• EXERCISE TASK 1
According to the forum thread, which MPI implementation worked in place of OpenMPI?

• SOURCE DOCUMENT

This only happens when using more than 1 node (multiple processes on the same node work fine), so it might be another filesystem issue (#598)?

I tried disabling the persistent cache, to no avail.

dionhaefner commented 5 years ago

I did some digging. The process runs fine for several hundred kernels, then the JIT call to GCC fails for no reason. The kernel where compilation fails is unremarkable and varies between runs.

I noticed the following warning when starting the run:

--------------------------------------------------------------------------
A process has executed an operation involving a call to the
"fork()" system call to create a child process.  Open MPI is currently
operating in a condition that could result in memory corruption or
other system errors; your job may hang, crash, or produce silent
data corruption.  The use of fork() (or system() or other calls that
create child processes) is strongly discouraged.

The process that invoked fork was:

  Local host:          [[14689,0],0] (PID 32590)

If you are *absolutely sure* that your application will successfully
and correctly survive a call to fork(), you may disable this warning
by setting the mpi_warn_on_fork MCA parameter to 0.
--------------------------------------------------------------------------

It seems like fork and thus subprocess::Popen is not supported from applications running through MPI. Could this be causing the problem?

dionhaefner commented 5 years ago

Works through MVAPICH2 instead of OpenMPI, so we can work with that. On the horizon, OpenMPI support would be nice though.

• RECORDS SHOWN
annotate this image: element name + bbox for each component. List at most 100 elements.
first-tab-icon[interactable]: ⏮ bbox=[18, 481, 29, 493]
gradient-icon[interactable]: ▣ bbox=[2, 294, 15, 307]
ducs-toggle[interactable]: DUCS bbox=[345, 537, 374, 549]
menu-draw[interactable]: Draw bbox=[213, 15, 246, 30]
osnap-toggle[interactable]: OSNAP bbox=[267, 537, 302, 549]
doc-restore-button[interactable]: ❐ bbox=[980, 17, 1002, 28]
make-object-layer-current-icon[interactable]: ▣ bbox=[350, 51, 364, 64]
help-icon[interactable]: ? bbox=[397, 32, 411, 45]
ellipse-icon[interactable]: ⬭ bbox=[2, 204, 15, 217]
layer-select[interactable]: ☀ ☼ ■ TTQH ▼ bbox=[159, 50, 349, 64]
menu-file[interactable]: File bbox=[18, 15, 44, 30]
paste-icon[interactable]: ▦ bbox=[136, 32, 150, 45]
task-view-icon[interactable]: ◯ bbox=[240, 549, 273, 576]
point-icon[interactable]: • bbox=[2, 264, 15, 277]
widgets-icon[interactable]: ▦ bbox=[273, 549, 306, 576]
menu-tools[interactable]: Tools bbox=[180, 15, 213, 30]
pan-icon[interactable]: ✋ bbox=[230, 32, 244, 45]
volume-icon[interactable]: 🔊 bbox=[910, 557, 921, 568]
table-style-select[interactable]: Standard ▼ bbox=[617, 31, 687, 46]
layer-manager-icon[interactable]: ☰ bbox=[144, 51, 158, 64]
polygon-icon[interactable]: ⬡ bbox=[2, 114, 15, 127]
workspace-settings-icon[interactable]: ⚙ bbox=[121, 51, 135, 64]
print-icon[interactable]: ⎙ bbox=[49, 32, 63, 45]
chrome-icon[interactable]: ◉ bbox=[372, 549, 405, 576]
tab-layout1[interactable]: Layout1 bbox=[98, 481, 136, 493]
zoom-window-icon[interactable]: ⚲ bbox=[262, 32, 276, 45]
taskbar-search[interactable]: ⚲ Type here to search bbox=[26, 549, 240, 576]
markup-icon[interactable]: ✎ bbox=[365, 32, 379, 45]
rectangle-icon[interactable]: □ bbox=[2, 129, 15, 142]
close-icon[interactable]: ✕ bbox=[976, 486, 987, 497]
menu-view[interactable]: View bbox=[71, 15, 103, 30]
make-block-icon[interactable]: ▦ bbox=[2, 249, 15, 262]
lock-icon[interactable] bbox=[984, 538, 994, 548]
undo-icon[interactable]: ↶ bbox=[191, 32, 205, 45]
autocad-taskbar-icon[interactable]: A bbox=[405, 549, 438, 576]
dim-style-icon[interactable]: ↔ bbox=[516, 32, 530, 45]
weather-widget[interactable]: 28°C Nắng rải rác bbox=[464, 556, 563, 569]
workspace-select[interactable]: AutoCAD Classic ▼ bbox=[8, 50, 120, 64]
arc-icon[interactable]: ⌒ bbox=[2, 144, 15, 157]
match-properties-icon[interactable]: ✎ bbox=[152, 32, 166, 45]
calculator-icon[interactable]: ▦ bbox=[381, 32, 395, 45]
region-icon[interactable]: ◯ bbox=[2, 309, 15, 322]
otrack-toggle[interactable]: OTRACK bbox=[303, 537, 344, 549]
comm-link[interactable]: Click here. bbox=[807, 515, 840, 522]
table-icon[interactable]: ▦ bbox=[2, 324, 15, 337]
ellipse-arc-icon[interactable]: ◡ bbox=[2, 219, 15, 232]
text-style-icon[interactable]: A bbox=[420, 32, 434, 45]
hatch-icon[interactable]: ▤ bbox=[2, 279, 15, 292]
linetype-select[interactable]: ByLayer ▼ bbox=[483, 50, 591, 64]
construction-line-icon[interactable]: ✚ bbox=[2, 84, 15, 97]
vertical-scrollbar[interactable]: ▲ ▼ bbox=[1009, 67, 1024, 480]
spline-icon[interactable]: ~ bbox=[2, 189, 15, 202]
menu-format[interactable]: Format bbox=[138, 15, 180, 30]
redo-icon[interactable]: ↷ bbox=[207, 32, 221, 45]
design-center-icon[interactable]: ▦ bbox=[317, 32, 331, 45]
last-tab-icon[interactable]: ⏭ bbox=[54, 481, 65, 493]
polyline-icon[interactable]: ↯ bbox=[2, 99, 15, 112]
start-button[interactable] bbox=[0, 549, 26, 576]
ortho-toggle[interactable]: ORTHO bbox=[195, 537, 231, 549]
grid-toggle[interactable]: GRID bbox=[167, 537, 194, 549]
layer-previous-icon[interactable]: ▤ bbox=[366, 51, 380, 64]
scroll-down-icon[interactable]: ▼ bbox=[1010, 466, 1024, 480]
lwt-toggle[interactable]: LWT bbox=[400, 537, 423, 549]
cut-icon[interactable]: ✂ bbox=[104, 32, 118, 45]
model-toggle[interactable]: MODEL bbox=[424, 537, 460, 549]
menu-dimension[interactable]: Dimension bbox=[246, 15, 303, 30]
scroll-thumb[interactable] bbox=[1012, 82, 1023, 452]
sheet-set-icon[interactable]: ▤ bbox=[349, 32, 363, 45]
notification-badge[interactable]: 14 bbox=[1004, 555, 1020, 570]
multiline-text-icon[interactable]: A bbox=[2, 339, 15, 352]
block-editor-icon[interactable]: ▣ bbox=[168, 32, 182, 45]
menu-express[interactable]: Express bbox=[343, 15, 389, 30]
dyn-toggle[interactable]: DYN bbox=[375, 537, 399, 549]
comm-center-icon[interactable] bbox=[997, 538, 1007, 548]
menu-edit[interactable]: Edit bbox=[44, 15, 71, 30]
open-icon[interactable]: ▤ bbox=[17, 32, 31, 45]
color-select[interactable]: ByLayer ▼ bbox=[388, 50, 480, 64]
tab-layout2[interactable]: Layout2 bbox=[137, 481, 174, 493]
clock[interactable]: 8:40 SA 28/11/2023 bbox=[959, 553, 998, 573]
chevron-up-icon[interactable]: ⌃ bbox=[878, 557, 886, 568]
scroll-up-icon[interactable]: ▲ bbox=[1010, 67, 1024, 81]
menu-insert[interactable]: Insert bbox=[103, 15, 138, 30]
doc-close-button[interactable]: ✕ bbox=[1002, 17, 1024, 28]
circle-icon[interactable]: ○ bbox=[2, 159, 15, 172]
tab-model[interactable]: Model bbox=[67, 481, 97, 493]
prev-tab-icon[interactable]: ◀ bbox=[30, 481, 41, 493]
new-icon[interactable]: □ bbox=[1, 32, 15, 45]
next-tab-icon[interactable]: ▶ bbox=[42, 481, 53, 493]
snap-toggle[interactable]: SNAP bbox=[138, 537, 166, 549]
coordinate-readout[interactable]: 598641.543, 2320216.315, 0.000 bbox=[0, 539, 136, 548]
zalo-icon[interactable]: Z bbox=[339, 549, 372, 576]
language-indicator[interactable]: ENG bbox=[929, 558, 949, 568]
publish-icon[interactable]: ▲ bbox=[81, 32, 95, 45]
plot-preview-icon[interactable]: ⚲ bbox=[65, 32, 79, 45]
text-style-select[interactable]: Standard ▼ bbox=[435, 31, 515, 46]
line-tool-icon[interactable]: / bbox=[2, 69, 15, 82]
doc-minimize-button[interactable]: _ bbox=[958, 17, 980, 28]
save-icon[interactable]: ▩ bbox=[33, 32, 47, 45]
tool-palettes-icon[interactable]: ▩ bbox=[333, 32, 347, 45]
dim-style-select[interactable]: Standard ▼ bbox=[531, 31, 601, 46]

• EXERCISE TASK 2
Copy the entries from their first line through the line containing "polygon-icon[interactable]: ⬡ bbox=[2, 114, 15, 127]", including both ends.

• CORRECT RESPONSE 1
MVAPICH2

• CORRECT RESPONSE 2
annotate this image: element name + bbox for each component. List at most 100 elements.
first-tab-icon[interactable]: ⏮ bbox=[18, 481, 29, 493]
gradient-icon[interactable]: ▣ bbox=[2, 294, 15, 307]
ducs-toggle[interactable]: DUCS bbox=[345, 537, 374, 549]
menu-draw[interactable]: Draw bbox=[213, 15, 246, 30]
osnap-toggle[interactable]: OSNAP bbox=[267, 537, 302, 549]
doc-restore-button[interactable]: ❐ bbox=[980, 17, 1002, 28]
make-object-layer-current-icon[interactable]: ▣ bbox=[350, 51, 364, 64]
help-icon[interactable]: ? bbox=[397, 32, 411, 45]
ellipse-icon[interactable]: ⬭ bbox=[2, 204, 15, 217]
layer-select[interactable]: ☀ ☼ ■ TTQH ▼ bbox=[159, 50, 349, 64]
menu-file[interactable]: File bbox=[18, 15, 44, 30]
paste-icon[interactable]: ▦ bbox=[136, 32, 150, 45]
task-view-icon[interactable]: ◯ bbox=[240, 549, 273, 576]
point-icon[interactable]: • bbox=[2, 264, 15, 277]
widgets-icon[interactable]: ▦ bbox=[273, 549, 306, 576]
menu-tools[interactable]: Tools bbox=[180, 15, 213, 30]
pan-icon[interactable]: ✋ bbox=[230, 32, 244, 45]
volume-icon[interactable]: 🔊 bbox=[910, 557, 921, 568]
table-style-select[interactable]: Standard ▼ bbox=[617, 31, 687, 46]
layer-manager-icon[interactable]: ☰ bbox=[144, 51, 158, 64]
polygon-icon[interactable]: ⬡ bbox=[2, 114, 15, 127]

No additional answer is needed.